<<<<

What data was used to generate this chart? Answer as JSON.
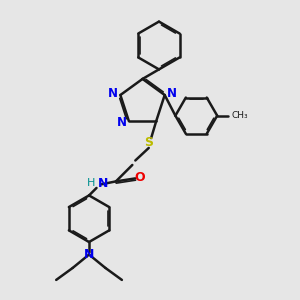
{
  "bg_color": "#e6e6e6",
  "bond_color": "#1a1a1a",
  "N_color": "#0000ee",
  "S_color": "#bbbb00",
  "O_color": "#ee0000",
  "H_color": "#009090",
  "figsize": [
    3.0,
    3.0
  ],
  "dpi": 100,
  "xlim": [
    0,
    10
  ],
  "ylim": [
    0,
    10
  ]
}
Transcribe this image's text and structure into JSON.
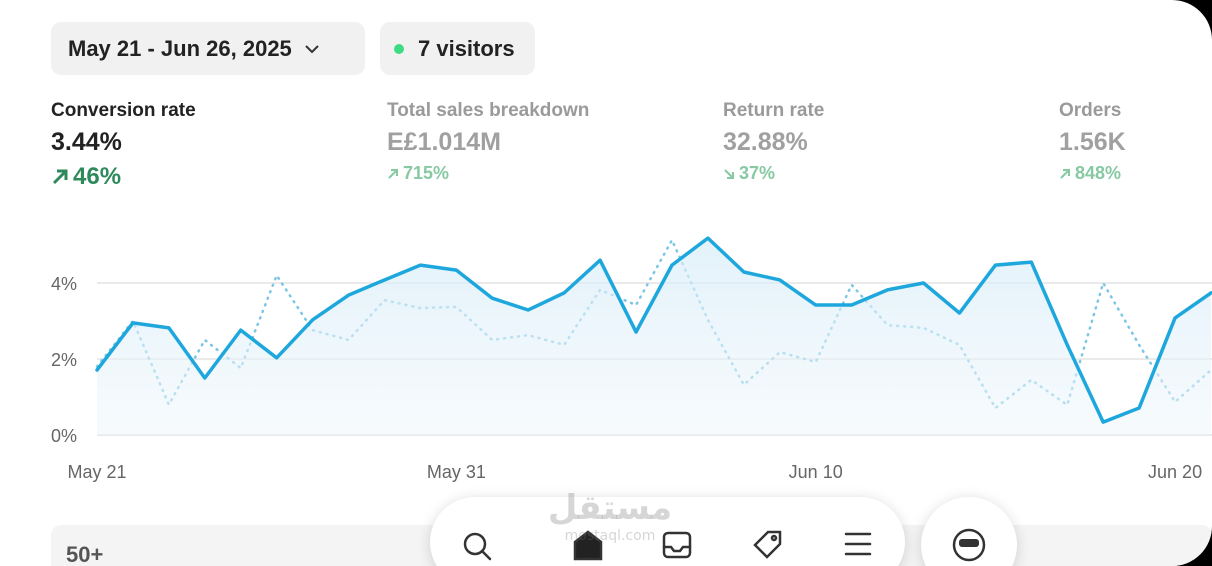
{
  "header": {
    "date_range": "May 21 - Jun 26, 2025",
    "visitors": "7 visitors"
  },
  "metrics": [
    {
      "label": "Conversion rate",
      "value": "3.44%",
      "change": "46%",
      "direction": "up",
      "active": true
    },
    {
      "label": "Total sales breakdown",
      "value": "E£1.014M",
      "change": "715%",
      "direction": "up",
      "active": false
    },
    {
      "label": "Return rate",
      "value": "32.88%",
      "change": "37%",
      "direction": "down",
      "active": false
    },
    {
      "label": "Orders",
      "value": "1.56K",
      "change": "848%",
      "direction": "up",
      "active": false
    }
  ],
  "chart_data": {
    "type": "line",
    "categories": [
      "May 21",
      null,
      null,
      null,
      null,
      null,
      null,
      null,
      null,
      null,
      "May 31",
      null,
      null,
      null,
      null,
      null,
      null,
      null,
      null,
      null,
      "Jun 10",
      null,
      null,
      null,
      null,
      null,
      null,
      null,
      null,
      null,
      "Jun 20",
      null
    ],
    "series": [
      {
        "color": "#1ea7dc",
        "style": "solid",
        "fill": true,
        "values": [
          1.71,
          2.95,
          2.82,
          1.5,
          2.76,
          2.03,
          3.03,
          3.68,
          4.08,
          4.47,
          4.34,
          3.6,
          3.29,
          3.74,
          4.6,
          2.71,
          4.47,
          5.18,
          4.29,
          4.08,
          3.42,
          3.42,
          3.82,
          4.0,
          3.21,
          4.47,
          4.55,
          2.37,
          0.34,
          0.71,
          3.08,
          3.74
        ]
      },
      {
        "color": "#7cc6e4",
        "style": "dotted",
        "fill": false,
        "values": [
          1.8,
          3.0,
          0.8,
          2.5,
          1.76,
          4.2,
          2.76,
          2.5,
          3.55,
          3.34,
          3.37,
          2.5,
          2.63,
          2.37,
          3.82,
          3.42,
          5.13,
          3.03,
          1.32,
          2.18,
          1.92,
          3.95,
          2.89,
          2.82,
          2.37,
          0.71,
          1.45,
          0.79,
          4.0,
          2.37,
          0.87,
          1.71
        ]
      }
    ],
    "ylim": [
      0,
      5.5
    ],
    "yticks": [
      {
        "value": 0,
        "label": "0%"
      },
      {
        "value": 2,
        "label": "2%"
      },
      {
        "value": 4,
        "label": "4%"
      }
    ],
    "grid": true
  },
  "footer": {
    "count": "50+"
  },
  "watermark": {
    "arabic": "مستقل",
    "latin": "mostaql.com"
  }
}
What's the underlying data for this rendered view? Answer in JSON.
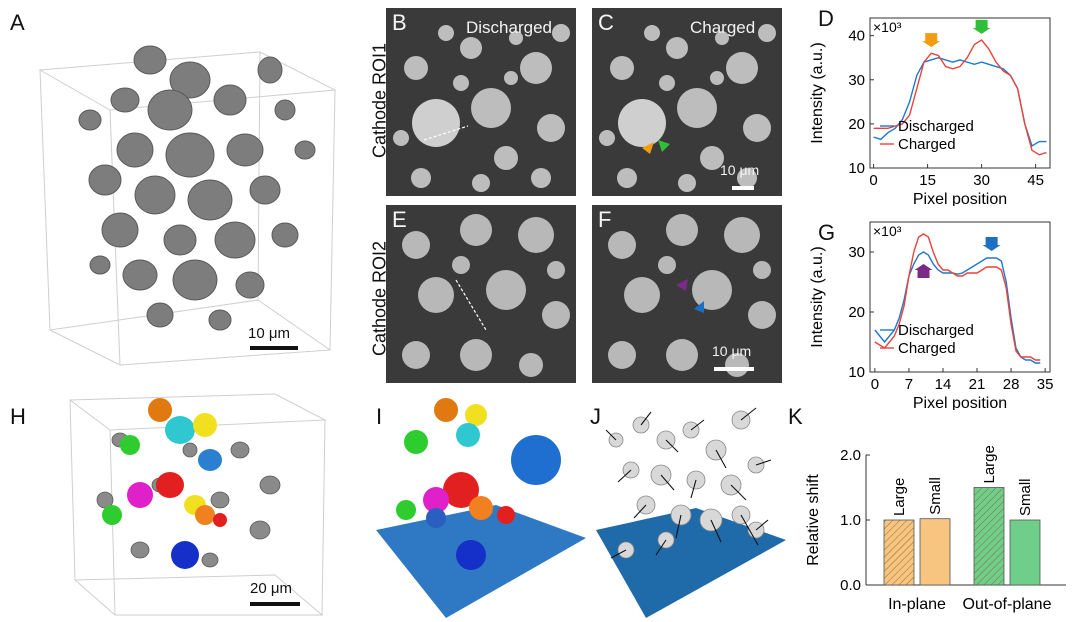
{
  "panels": {
    "A": {
      "letter": "A",
      "scale": "10 μm"
    },
    "B": {
      "letter": "B",
      "title": "Discharged"
    },
    "C": {
      "letter": "C",
      "title": "Charged",
      "scale": "10 μm"
    },
    "D": {
      "letter": "D"
    },
    "E": {
      "letter": "E"
    },
    "F": {
      "letter": "F",
      "scale": "10 μm"
    },
    "G": {
      "letter": "G"
    },
    "H": {
      "letter": "H",
      "scale": "20 μm"
    },
    "I": {
      "letter": "I"
    },
    "J": {
      "letter": "J"
    },
    "K": {
      "letter": "K"
    }
  },
  "row_labels": {
    "roi1": "Cathode ROI1",
    "roi2": "Cathode ROI2"
  },
  "colors": {
    "discharged": "#1f77d4",
    "charged": "#e8443a",
    "orange_arrow": "#f39c12",
    "green_arrow": "#2fbf3a",
    "purple_arrow": "#7b2a8a",
    "blue_arrow": "#1d6fc4",
    "bar_orange": "#f7c57f",
    "bar_green": "#6fcf8a"
  },
  "chart_data": [
    {
      "id": "D",
      "type": "line",
      "xlabel": "Pixel position",
      "ylabel": "Intensity (a.u.)",
      "multiplier": "×10³",
      "xticks": [
        0,
        15,
        30,
        45
      ],
      "yticks": [
        10,
        20,
        30,
        40
      ],
      "xlim": [
        -1,
        49
      ],
      "ylim": [
        10,
        44
      ],
      "legend": [
        "Discharged",
        "Charged"
      ],
      "series": [
        {
          "name": "Discharged",
          "x": [
            0,
            2,
            4,
            6,
            8,
            10,
            12,
            14,
            16,
            18,
            20,
            22,
            24,
            26,
            28,
            30,
            32,
            34,
            36,
            38,
            40,
            42,
            44,
            46,
            48
          ],
          "values": [
            17,
            16.5,
            18,
            19,
            21,
            25,
            31,
            34,
            34.5,
            35,
            34.5,
            34,
            34.5,
            34,
            33.5,
            34,
            33.5,
            33,
            32.5,
            31,
            28,
            20,
            15,
            16,
            16
          ]
        },
        {
          "name": "Charged",
          "x": [
            0,
            2,
            4,
            6,
            8,
            10,
            12,
            14,
            16,
            18,
            20,
            22,
            24,
            26,
            28,
            30,
            32,
            34,
            36,
            38,
            40,
            42,
            44,
            46,
            48
          ],
          "values": [
            19,
            19,
            19,
            19.5,
            20,
            22,
            28,
            34,
            36,
            35.5,
            33,
            32.5,
            33,
            35,
            38,
            39,
            37,
            34,
            32,
            31,
            28,
            20,
            14,
            13,
            13.5
          ]
        }
      ]
    },
    {
      "id": "G",
      "type": "line",
      "xlabel": "Pixel position",
      "ylabel": "Intensity (a.u.)",
      "multiplier": "×10³",
      "xticks": [
        0,
        7,
        14,
        21,
        28,
        35
      ],
      "yticks": [
        10,
        20,
        30
      ],
      "xlim": [
        -1,
        36
      ],
      "ylim": [
        10,
        35
      ],
      "legend": [
        "Discharged",
        "Charged"
      ],
      "series": [
        {
          "name": "Discharged",
          "x": [
            0,
            1,
            2,
            3,
            4,
            5,
            6,
            7,
            8,
            9,
            10,
            11,
            12,
            13,
            14,
            15,
            16,
            17,
            18,
            19,
            20,
            21,
            22,
            23,
            24,
            25,
            26,
            27,
            28,
            29,
            30,
            31,
            32,
            33,
            34
          ],
          "values": [
            17,
            16,
            15,
            16,
            17,
            19,
            22,
            26,
            28,
            29.5,
            30,
            29.5,
            28,
            27,
            26.5,
            26.5,
            26.5,
            26.3,
            26.5,
            27,
            27.5,
            28,
            28.5,
            29,
            29,
            29,
            28.5,
            25,
            19,
            14,
            12.5,
            12,
            12,
            11.5,
            11.5
          ]
        },
        {
          "name": "Charged",
          "x": [
            0,
            1,
            2,
            3,
            4,
            5,
            6,
            7,
            8,
            9,
            10,
            11,
            12,
            13,
            14,
            15,
            16,
            17,
            18,
            19,
            20,
            21,
            22,
            23,
            24,
            25,
            26,
            27,
            28,
            29,
            30,
            31,
            32,
            33,
            34
          ],
          "values": [
            15,
            14.5,
            14,
            15,
            16,
            18,
            21,
            26,
            30,
            32.5,
            33,
            32.5,
            30,
            28,
            27,
            27,
            26.5,
            26,
            26,
            26.5,
            26.5,
            26.5,
            27,
            27.5,
            27.5,
            27.5,
            27,
            24,
            18,
            13.5,
            12.5,
            12.5,
            12.5,
            12,
            12
          ]
        }
      ]
    },
    {
      "id": "K",
      "type": "bar",
      "ylabel": "Relative shift",
      "yticks": [
        "0.0",
        "1.0",
        "2.0"
      ],
      "ylim": [
        0,
        2
      ],
      "groups": [
        "In-plane",
        "Out-of-plane"
      ],
      "bars": [
        {
          "group": "In-plane",
          "label": "Large",
          "value": 1.0,
          "color": "#f7c57f",
          "hatched": true
        },
        {
          "group": "In-plane",
          "label": "Small",
          "value": 1.02,
          "color": "#f7c57f",
          "hatched": false
        },
        {
          "group": "Out-of-plane",
          "label": "Large",
          "value": 1.5,
          "color": "#6fcf8a",
          "hatched": true
        },
        {
          "group": "Out-of-plane",
          "label": "Small",
          "value": 1.0,
          "color": "#6fcf8a",
          "hatched": false
        }
      ]
    }
  ]
}
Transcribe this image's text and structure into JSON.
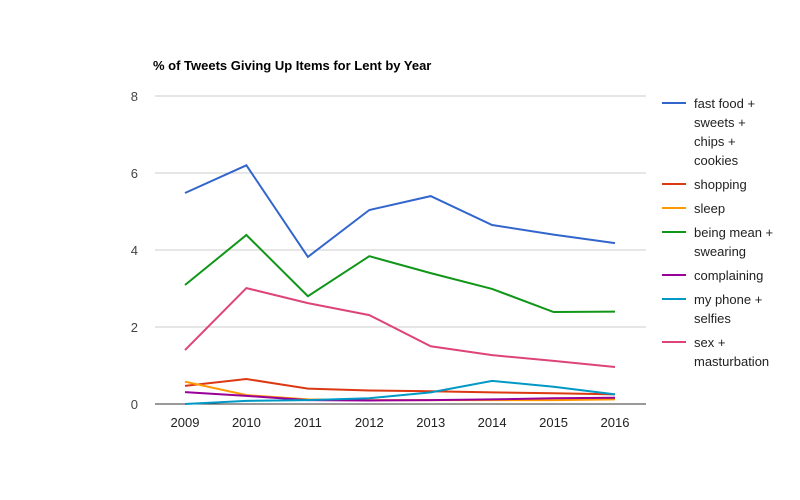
{
  "chart_data": {
    "type": "line",
    "title": "% of Tweets Giving Up Items for Lent by Year",
    "xlabel": "",
    "ylabel": "",
    "ylim": [
      0,
      8
    ],
    "yticks": [
      0,
      2,
      4,
      6,
      8
    ],
    "grid": true,
    "legend_position": "right",
    "x": [
      "2009",
      "2010",
      "2011",
      "2012",
      "2013",
      "2014",
      "2015",
      "2016"
    ],
    "series": [
      {
        "name": "fast food + sweets + chips + cookies",
        "legend_lines": [
          "fast food +",
          "sweets +",
          "chips +",
          "cookies"
        ],
        "color": "#3366cc",
        "values": [
          5.48,
          6.2,
          3.82,
          5.04,
          5.4,
          4.65,
          4.4,
          4.18
        ]
      },
      {
        "name": "shopping",
        "legend_lines": [
          "shopping"
        ],
        "color": "#dc3912",
        "values": [
          0.47,
          0.65,
          0.4,
          0.35,
          0.33,
          0.3,
          0.28,
          0.25
        ]
      },
      {
        "name": "sleep",
        "legend_lines": [
          "sleep"
        ],
        "color": "#ff9900",
        "values": [
          0.58,
          0.23,
          0.12,
          0.1,
          0.1,
          0.1,
          0.1,
          0.12
        ]
      },
      {
        "name": "being mean + swearing",
        "legend_lines": [
          "being mean +",
          "swearing"
        ],
        "color": "#109618",
        "values": [
          3.09,
          4.39,
          2.8,
          3.84,
          3.4,
          2.99,
          2.39,
          2.4
        ]
      },
      {
        "name": "complaining",
        "legend_lines": [
          "complaining"
        ],
        "color": "#990099",
        "values": [
          0.31,
          0.21,
          0.1,
          0.09,
          0.1,
          0.12,
          0.15,
          0.16
        ]
      },
      {
        "name": "my phone + selfies",
        "legend_lines": [
          "my phone +",
          "selfies"
        ],
        "color": "#0099c6",
        "values": [
          0,
          0.08,
          0.1,
          0.15,
          0.3,
          0.6,
          0.45,
          0.25
        ]
      },
      {
        "name": "sex + masturbation",
        "legend_lines": [
          "sex +",
          "masturbation"
        ],
        "color": "#dd4477",
        "values": [
          1.4,
          3.01,
          2.62,
          2.31,
          1.5,
          1.27,
          1.12,
          0.96
        ]
      }
    ]
  }
}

>>>>

_Description of the task_: Return all lines containing "this".

_Problem solution_:
What data was used to generate this chart? Answer as JSON.
Transcribe this image's text and structure into JSON.
What's the underlying data for this rendered view? Answer in JSON.
Transcribe this image's text and structure into JSON.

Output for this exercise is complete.